**Provided data**
|---|
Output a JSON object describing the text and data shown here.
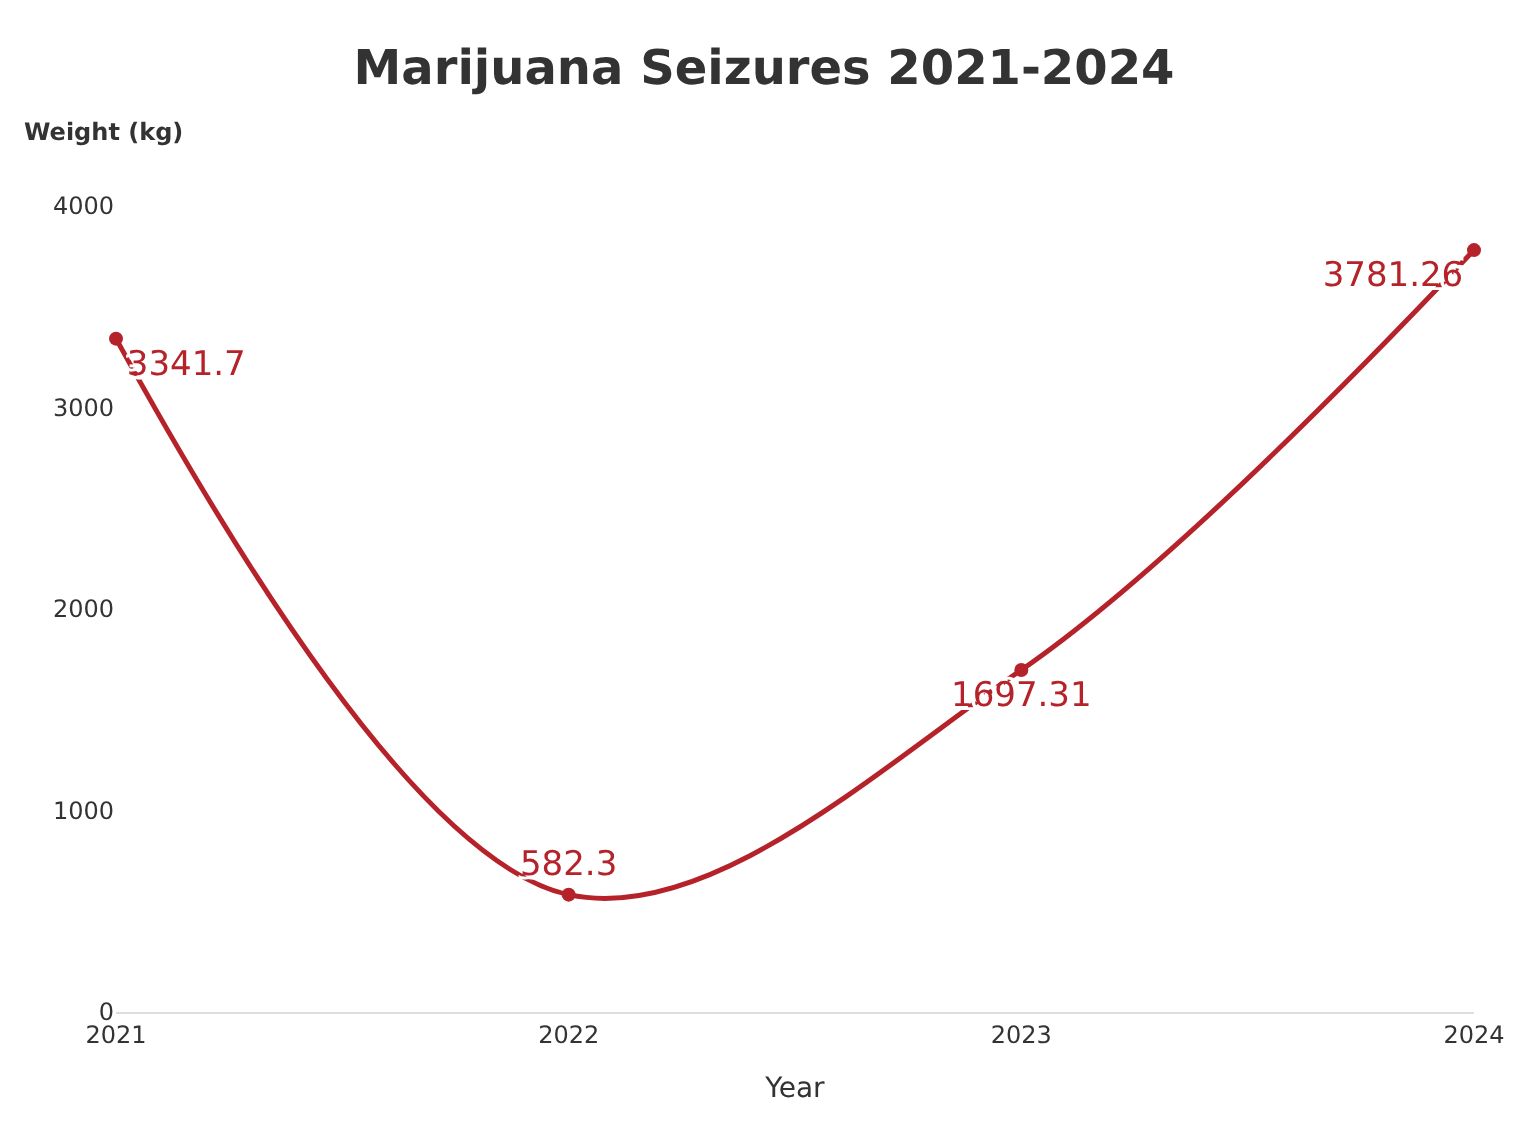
{
  "chart_data": {
    "type": "line",
    "title": "Marijuana Seizures 2021-2024",
    "xlabel": "Year",
    "ylabel": "Weight (kg)",
    "x": [
      2021,
      2022,
      2023,
      2024
    ],
    "series": [
      {
        "color": "#b5222a",
        "values": [
          3341.7,
          582.3,
          1697.31,
          3781.26
        ]
      }
    ],
    "xlim": [
      2021,
      2024
    ],
    "xticks": [
      2021,
      2022,
      2023,
      2024
    ],
    "ylim": [
      0,
      4000
    ],
    "yticks": [
      0,
      1000,
      2000,
      3000,
      4000
    ],
    "marker": "circle",
    "line_style": "solid",
    "data_labels": true
  }
}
|---|
**Set task**
Pictures excluded, quote all the data above exactly.

**Written answer**
Output a JSON object describing the text and data shown here.
{
  "chart_data": {
    "type": "line",
    "title": "Marijuana Seizures 2021-2024",
    "xlabel": "Year",
    "ylabel": "Weight (kg)",
    "x": [
      2021,
      2022,
      2023,
      2024
    ],
    "series": [
      {
        "color": "#b5222a",
        "values": [
          3341.7,
          582.3,
          1697.31,
          3781.26
        ]
      }
    ],
    "xlim": [
      2021,
      2024
    ],
    "xticks": [
      2021,
      2022,
      2023,
      2024
    ],
    "ylim": [
      0,
      4000
    ],
    "yticks": [
      0,
      1000,
      2000,
      3000,
      4000
    ],
    "marker": "circle",
    "line_style": "solid",
    "data_labels": true
  }
}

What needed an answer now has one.